Nel 1994 toccò a Tatarella, oggi a Conte. Ed i media, con l'opposizione, sono sempre contro le istituzioni

Sono passati vent’anni dalla morte di Pinuccio Tatarella e dunque pochi ricordano la storia di questo bonario e un po’ trasandato avvocato pugliese, politico per vocazione e missino per necessità più che per convinzione. Tatarella, pur essendo deputato di lunga data del Msi, non si definiva un fascista ma un anticomunista, e appena ne ebbe la possibilità ne dette prova. Fu lui infatti a traghettare il Movimento sociale italiano verso Alleanza nazionale, archiviando camicie nere, saluti romani e labari per puntare alla costruzione di un partito che rappresentasse una destra moderna, non più confinata fuori dall’arco costituzionale.

Tuttavia, nonostante non fosse uno squadrista ma un uomo di buon senso, quando divenne ministro e vicepremier nel primo governo Berlusconi non gli fu evitato lo sgarbo di una mancata stretta di mano. Era il 31 maggio del 1994 e Tatarella si era da poco insediato alla guida del dicastero delle Poste. A Bruxelles quella mattina era in programma una riunione del consiglio della Cee con all’ordine del giorno le nuove regole nel settore delle telecomunicazioni. Tatarella arrivò puntuale, seguito dal suo staff, ma a precederlo furono le polemiche suscitate dalle dichiarazioni di Elio Di Rupo, vice primo ministro belga, il quale in vista dell’incontro annunciò che mai avrebbe stretto la mano a un neofascista.
+---+
Nel testo su Pinuccio Tatarella, quale dicastero guidava Tatarella il 31 maggio 1994? Le righe riportate qui non hanno alcun ruolo in questo lavoro.

**MATERIALE FORNITO**
+---+
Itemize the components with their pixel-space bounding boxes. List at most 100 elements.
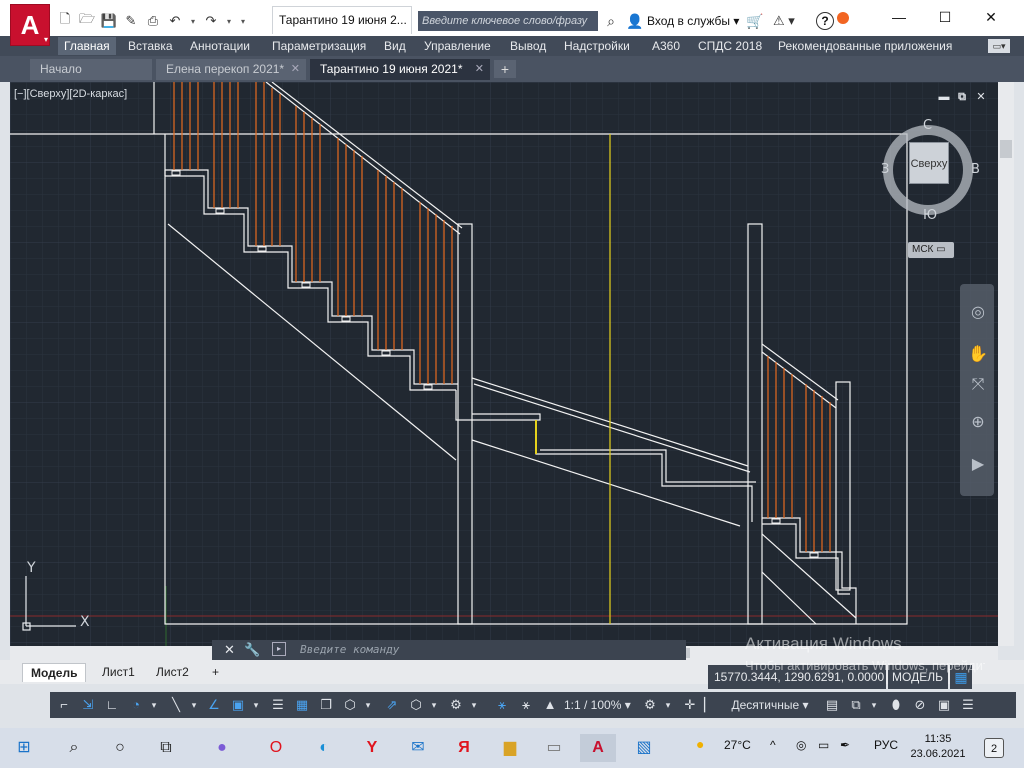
+---+
**SOLUZIONE**
Il dicastero delle Poste.